Saved entries

******

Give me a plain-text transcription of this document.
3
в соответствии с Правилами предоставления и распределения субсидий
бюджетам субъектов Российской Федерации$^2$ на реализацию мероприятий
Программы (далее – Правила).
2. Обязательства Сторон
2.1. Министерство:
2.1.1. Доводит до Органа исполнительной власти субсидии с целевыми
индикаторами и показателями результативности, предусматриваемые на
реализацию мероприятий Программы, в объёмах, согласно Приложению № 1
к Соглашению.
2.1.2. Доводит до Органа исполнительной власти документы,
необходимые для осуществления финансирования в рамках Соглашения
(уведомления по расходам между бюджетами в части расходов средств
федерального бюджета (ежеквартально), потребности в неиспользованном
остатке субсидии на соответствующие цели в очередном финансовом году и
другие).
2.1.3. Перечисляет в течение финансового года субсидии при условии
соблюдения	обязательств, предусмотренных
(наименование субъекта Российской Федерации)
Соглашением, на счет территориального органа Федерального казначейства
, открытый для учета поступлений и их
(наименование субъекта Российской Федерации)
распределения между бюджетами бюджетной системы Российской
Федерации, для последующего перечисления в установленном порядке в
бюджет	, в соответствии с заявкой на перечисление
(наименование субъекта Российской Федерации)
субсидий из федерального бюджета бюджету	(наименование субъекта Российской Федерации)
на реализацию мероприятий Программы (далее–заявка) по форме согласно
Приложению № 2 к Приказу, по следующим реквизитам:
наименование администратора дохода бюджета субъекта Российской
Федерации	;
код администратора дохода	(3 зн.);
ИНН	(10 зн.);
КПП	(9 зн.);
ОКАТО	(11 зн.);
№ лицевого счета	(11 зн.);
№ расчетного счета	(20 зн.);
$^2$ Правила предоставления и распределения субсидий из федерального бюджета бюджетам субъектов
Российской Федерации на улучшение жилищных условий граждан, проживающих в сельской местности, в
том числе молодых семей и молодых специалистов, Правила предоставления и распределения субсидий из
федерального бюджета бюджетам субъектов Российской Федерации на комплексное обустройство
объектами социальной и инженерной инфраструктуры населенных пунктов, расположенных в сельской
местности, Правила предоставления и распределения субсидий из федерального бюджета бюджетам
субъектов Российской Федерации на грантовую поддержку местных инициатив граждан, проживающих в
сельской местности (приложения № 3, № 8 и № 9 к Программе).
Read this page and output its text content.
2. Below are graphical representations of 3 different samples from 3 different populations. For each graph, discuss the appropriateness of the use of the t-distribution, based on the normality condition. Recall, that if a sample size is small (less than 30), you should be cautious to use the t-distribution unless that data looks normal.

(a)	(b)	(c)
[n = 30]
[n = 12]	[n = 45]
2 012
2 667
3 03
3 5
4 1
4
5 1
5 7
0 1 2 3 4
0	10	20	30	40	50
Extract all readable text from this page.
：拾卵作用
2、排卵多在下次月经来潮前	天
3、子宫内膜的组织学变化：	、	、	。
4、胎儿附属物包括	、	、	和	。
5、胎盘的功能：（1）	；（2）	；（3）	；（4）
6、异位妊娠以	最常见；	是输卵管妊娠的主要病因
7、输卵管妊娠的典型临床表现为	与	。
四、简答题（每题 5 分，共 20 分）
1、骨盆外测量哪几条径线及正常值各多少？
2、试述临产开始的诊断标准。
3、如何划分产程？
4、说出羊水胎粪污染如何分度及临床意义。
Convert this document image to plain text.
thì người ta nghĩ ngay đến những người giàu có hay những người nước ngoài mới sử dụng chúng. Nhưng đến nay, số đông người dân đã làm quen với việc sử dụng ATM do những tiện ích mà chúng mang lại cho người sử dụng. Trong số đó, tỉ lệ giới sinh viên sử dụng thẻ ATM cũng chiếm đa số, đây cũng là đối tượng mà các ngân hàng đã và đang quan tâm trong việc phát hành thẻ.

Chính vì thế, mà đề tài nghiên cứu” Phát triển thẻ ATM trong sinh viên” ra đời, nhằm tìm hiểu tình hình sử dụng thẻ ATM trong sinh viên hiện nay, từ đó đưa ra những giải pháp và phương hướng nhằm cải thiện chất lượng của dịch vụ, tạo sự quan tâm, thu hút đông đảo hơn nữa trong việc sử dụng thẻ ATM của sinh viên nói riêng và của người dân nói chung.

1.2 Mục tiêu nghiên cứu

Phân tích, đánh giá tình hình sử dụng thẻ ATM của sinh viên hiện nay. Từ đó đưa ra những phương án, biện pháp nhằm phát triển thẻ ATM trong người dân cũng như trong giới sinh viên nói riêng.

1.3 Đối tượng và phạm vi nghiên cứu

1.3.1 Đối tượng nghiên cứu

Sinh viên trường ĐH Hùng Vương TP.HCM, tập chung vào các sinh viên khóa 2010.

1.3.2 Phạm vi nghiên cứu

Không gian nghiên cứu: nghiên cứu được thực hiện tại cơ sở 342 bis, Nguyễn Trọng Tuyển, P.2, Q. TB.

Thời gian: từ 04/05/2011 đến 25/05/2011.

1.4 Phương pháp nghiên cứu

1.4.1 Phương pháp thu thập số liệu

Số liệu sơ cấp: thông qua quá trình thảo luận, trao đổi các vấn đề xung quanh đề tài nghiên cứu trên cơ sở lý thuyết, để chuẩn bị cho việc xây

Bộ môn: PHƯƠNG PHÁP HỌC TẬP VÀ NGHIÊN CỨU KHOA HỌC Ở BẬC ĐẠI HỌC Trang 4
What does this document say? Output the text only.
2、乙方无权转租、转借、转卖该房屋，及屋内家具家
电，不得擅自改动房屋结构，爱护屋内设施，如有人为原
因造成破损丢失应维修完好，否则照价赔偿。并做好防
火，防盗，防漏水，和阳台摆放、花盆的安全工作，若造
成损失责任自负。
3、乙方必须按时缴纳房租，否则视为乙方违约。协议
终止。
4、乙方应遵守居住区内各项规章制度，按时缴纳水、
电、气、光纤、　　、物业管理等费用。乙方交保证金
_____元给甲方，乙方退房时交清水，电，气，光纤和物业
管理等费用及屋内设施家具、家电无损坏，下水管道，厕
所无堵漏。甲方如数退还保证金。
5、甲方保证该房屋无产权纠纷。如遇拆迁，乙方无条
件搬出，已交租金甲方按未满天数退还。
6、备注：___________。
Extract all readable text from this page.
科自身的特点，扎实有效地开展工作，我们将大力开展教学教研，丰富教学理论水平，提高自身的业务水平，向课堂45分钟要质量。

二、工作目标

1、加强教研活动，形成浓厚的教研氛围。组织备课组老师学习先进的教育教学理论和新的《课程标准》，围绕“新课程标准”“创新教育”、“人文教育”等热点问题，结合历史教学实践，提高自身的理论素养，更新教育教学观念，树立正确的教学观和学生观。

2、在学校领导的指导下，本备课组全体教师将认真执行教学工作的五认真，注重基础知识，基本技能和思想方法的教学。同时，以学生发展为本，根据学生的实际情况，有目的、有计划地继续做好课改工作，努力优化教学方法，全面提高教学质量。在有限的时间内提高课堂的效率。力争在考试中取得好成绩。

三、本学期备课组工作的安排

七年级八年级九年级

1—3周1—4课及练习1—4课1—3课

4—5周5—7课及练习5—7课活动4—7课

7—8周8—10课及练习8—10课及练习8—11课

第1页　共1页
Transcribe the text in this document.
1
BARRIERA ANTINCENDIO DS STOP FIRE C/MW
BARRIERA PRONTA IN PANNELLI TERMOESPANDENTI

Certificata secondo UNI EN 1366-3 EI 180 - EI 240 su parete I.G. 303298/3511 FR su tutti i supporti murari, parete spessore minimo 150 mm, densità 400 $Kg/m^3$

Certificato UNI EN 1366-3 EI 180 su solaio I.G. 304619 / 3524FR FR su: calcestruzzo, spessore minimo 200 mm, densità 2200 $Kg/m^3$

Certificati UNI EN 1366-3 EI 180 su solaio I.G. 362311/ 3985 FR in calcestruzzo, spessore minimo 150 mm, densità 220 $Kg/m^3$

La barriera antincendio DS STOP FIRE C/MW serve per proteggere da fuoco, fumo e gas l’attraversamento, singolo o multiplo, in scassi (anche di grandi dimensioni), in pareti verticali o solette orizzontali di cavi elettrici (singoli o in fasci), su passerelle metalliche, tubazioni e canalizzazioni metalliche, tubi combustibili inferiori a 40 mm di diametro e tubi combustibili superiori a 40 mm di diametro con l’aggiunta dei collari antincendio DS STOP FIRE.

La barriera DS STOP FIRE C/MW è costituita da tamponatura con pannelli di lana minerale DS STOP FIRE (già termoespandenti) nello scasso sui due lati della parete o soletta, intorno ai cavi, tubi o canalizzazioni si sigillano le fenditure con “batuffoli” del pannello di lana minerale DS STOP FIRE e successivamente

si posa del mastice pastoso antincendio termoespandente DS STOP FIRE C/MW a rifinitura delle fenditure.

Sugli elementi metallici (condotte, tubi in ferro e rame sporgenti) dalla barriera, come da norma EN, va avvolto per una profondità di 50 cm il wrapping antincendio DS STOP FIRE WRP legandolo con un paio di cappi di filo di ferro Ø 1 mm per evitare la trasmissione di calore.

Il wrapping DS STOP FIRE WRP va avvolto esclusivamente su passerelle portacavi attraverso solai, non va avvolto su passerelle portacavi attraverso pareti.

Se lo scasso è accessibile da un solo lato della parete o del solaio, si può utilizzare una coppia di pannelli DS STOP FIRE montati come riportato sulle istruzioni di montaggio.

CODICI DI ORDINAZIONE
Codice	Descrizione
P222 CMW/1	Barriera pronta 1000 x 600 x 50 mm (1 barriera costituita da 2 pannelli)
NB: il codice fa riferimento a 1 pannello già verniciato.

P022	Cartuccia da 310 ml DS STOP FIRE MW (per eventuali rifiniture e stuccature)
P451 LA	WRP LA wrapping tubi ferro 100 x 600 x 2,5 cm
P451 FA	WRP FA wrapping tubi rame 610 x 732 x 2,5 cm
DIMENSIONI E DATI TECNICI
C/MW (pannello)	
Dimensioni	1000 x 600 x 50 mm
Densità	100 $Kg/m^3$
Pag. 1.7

******

[WRITTEN TASK]
Isolate the lines that hold the word "costituita" and copy all of them.

[RESULT OF THIS TASK]
La barriera DS STOP FIRE C/MW è costituita da tamponatura con pannelli di lana minerale DS STOP FIRE (già termoespandenti) nello scasso sui due lati della parete o soletta, intorno ai cavi, tubi o canalizzazioni si sigillano le fenditure con “batuffoli” del pannello di lana minerale DS STOP FIRE e successivamente
P222 CMW/1	Barriera pronta 1000 x 600 x 50 mm (1 barriera costituita da 2 pannelli)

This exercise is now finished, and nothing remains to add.